* Task instructions *
Pictures don't belong in the copy; print all the records exactly.
- - -
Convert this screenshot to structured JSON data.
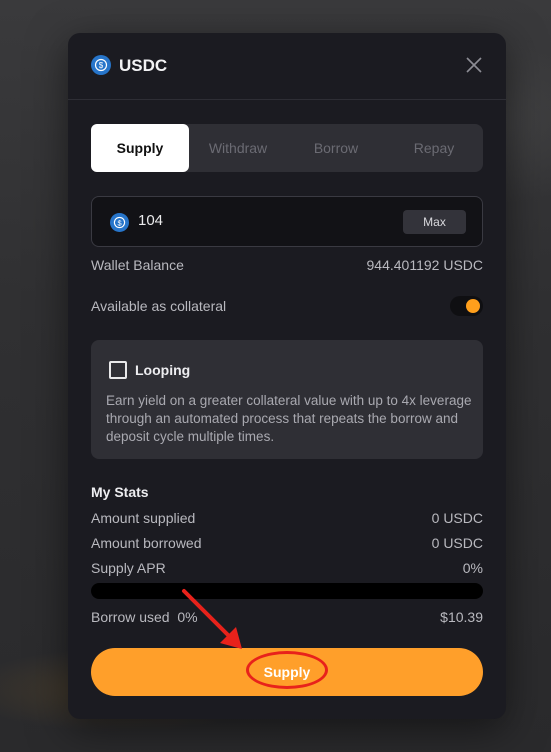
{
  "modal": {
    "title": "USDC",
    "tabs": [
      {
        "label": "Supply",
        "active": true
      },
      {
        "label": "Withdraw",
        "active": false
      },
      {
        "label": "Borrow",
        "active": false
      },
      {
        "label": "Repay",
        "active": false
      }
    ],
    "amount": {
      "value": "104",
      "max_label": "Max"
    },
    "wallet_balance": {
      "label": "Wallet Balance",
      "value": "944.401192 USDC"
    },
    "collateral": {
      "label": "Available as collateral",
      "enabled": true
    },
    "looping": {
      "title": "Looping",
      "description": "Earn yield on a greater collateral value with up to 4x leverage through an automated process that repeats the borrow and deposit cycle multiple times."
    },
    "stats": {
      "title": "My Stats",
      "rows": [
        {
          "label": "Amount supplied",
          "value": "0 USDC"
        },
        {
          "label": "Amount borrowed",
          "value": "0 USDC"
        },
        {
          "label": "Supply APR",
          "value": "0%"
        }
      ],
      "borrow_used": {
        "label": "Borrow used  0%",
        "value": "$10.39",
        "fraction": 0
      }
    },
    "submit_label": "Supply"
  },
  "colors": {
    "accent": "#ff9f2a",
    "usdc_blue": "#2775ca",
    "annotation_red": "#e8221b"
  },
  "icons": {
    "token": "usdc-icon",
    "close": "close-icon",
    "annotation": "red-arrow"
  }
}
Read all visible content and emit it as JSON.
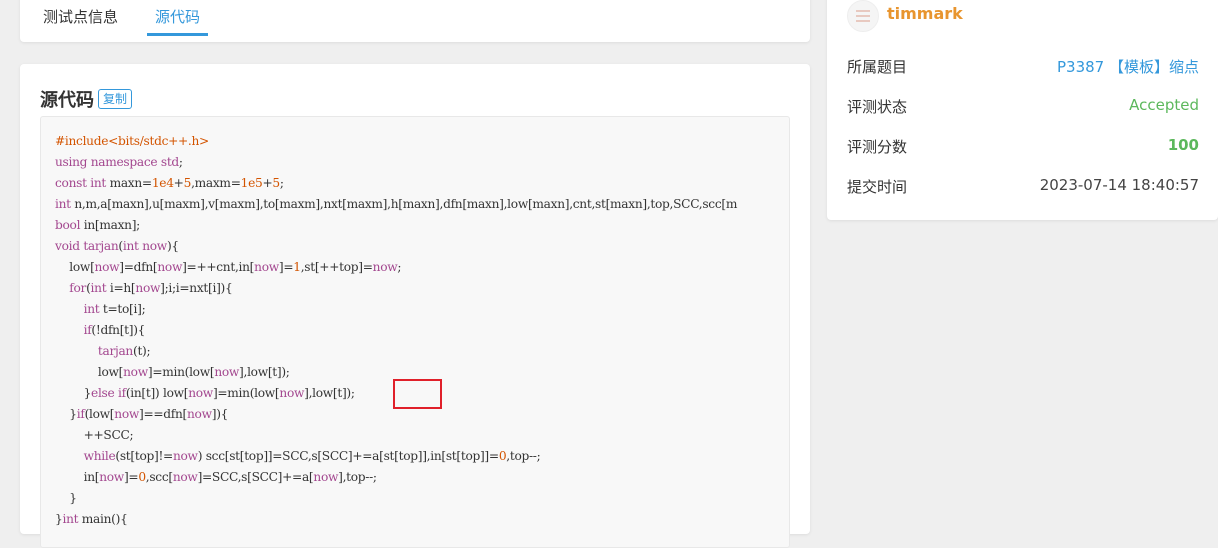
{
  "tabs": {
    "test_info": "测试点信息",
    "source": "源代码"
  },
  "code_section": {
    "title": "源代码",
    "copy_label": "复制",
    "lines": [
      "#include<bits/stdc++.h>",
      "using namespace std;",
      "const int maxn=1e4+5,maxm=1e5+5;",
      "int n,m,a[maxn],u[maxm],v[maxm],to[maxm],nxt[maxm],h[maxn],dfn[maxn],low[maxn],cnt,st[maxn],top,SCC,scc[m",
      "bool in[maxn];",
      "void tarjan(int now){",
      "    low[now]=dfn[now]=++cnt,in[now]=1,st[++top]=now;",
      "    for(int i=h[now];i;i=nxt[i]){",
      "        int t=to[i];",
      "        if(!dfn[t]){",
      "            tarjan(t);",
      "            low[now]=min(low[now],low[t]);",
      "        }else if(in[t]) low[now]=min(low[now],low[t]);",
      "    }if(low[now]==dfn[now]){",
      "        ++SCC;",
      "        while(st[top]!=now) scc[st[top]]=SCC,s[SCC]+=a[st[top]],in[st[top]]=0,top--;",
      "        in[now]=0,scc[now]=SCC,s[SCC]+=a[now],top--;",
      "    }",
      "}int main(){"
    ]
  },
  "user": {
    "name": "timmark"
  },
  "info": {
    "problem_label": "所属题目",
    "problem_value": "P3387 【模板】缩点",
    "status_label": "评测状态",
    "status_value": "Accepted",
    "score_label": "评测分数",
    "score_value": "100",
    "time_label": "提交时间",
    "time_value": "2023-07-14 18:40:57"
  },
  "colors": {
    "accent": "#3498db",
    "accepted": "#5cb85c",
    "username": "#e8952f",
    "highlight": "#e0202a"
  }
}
- - -
* Solution to this task *
Convert this screenshot to structured JSON data.
{
  "modal": {
    "title": "USDC",
    "tabs": [
      {
        "label": "Supply",
        "active": true
      },
      {
        "label": "Withdraw",
        "active": false
      },
      {
        "label": "Borrow",
        "active": false
      },
      {
        "label": "Repay",
        "active": false
      }
    ],
    "amount": {
      "value": "104",
      "max_label": "Max"
    },
    "wallet_balance": {
      "label": "Wallet Balance",
      "value": "944.401192 USDC"
    },
    "collateral": {
      "label": "Available as collateral",
      "enabled": true
    },
    "looping": {
      "title": "Looping",
      "description": "Earn yield on a greater collateral value with up to 4x leverage through an automated process that repeats the borrow and deposit cycle multiple times."
    },
    "stats": {
      "title": "My Stats",
      "rows": [
        {
          "label": "Amount supplied",
          "value": "0 USDC"
        },
        {
          "label": "Amount borrowed",
          "value": "0 USDC"
        },
        {
          "label": "Supply APR",
          "value": "0%"
        }
      ],
      "borrow_used": {
        "label": "Borrow used  0%",
        "value": "$10.39",
        "fraction": 0
      }
    },
    "submit_label": "Supply"
  },
  "colors": {
    "accent": "#ff9f2a",
    "usdc_blue": "#2775ca",
    "annotation_red": "#e8221b"
  },
  "icons": {
    "token": "usdc-icon",
    "close": "close-icon",
    "annotation": "red-arrow"
  }
}
Read all visible content and emit it as JSON.
{
  "tabs": {
    "test_info": "测试点信息",
    "source": "源代码"
  },
  "code_section": {
    "title": "源代码",
    "copy_label": "复制",
    "lines": [
      "#include<bits/stdc++.h>",
      "using namespace std;",
      "const int maxn=1e4+5,maxm=1e5+5;",
      "int n,m,a[maxn],u[maxm],v[maxm],to[maxm],nxt[maxm],h[maxn],dfn[maxn],low[maxn],cnt,st[maxn],top,SCC,scc[m",
      "bool in[maxn];",
      "void tarjan(int now){",
      "    low[now]=dfn[now]=++cnt,in[now]=1,st[++top]=now;",
      "    for(int i=h[now];i;i=nxt[i]){",
      "        int t=to[i];",
      "        if(!dfn[t]){",
      "            tarjan(t);",
      "            low[now]=min(low[now],low[t]);",
      "        }else if(in[t]) low[now]=min(low[now],low[t]);",
      "    }if(low[now]==dfn[now]){",
      "        ++SCC;",
      "        while(st[top]!=now) scc[st[top]]=SCC,s[SCC]+=a[st[top]],in[st[top]]=0,top--;",
      "        in[now]=0,scc[now]=SCC,s[SCC]+=a[now],top--;",
      "    }",
      "}int main(){"
    ]
  },
  "user": {
    "name": "timmark"
  },
  "info": {
    "problem_label": "所属题目",
    "problem_value": "P3387 【模板】缩点",
    "status_label": "评测状态",
    "status_value": "Accepted",
    "score_label": "评测分数",
    "score_value": "100",
    "time_label": "提交时间",
    "time_value": "2023-07-14 18:40:57"
  },
  "colors": {
    "accent": "#3498db",
    "accepted": "#5cb85c",
    "username": "#e8952f",
    "highlight": "#e0202a"
  }
}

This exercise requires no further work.